How to complete this task — All entries are to be returned verbatim.

Data for analysis —
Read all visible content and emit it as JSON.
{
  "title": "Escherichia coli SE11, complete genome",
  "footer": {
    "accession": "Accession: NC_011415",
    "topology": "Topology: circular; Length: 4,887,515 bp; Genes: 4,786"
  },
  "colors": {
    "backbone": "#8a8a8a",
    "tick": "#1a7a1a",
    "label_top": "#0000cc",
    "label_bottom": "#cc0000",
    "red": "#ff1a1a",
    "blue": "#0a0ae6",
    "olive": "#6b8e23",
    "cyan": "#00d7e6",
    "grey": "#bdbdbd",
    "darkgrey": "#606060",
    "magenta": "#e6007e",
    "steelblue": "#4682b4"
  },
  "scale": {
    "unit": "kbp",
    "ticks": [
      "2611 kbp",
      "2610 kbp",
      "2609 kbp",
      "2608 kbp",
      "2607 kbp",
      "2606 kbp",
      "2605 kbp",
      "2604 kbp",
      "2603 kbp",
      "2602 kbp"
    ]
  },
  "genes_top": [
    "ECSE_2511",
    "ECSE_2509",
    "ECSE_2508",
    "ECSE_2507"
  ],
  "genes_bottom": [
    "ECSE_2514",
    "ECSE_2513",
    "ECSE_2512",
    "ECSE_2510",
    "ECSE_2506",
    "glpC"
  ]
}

Your solution —
Read all visible content and emit it as JSON.
{
  "title": "Escherichia coli SE11, complete genome",
  "footer": {
    "accession": "Accession: NC_011415",
    "topology": "Topology: circular; Length: 4,887,515 bp; Genes: 4,786"
  },
  "colors": {
    "backbone": "#8a8a8a",
    "tick": "#1a7a1a",
    "label_top": "#0000cc",
    "label_bottom": "#cc0000",
    "red": "#ff1a1a",
    "blue": "#0a0ae6",
    "olive": "#6b8e23",
    "cyan": "#00d7e6",
    "grey": "#bdbdbd",
    "darkgrey": "#606060",
    "magenta": "#e6007e",
    "steelblue": "#4682b4"
  },
  "scale": {
    "unit": "kbp",
    "ticks": [
      "2611 kbp",
      "2610 kbp",
      "2609 kbp",
      "2608 kbp",
      "2607 kbp",
      "2606 kbp",
      "2605 kbp",
      "2604 kbp",
      "2603 kbp",
      "2602 kbp"
    ]
  },
  "genes_top": [
    "ECSE_2511",
    "ECSE_2509",
    "ECSE_2508",
    "ECSE_2507"
  ],
  "genes_bottom": [
    "ECSE_2514",
    "ECSE_2513",
    "ECSE_2512",
    "ECSE_2510",
    "ECSE_2506",
    "glpC"
  ]
}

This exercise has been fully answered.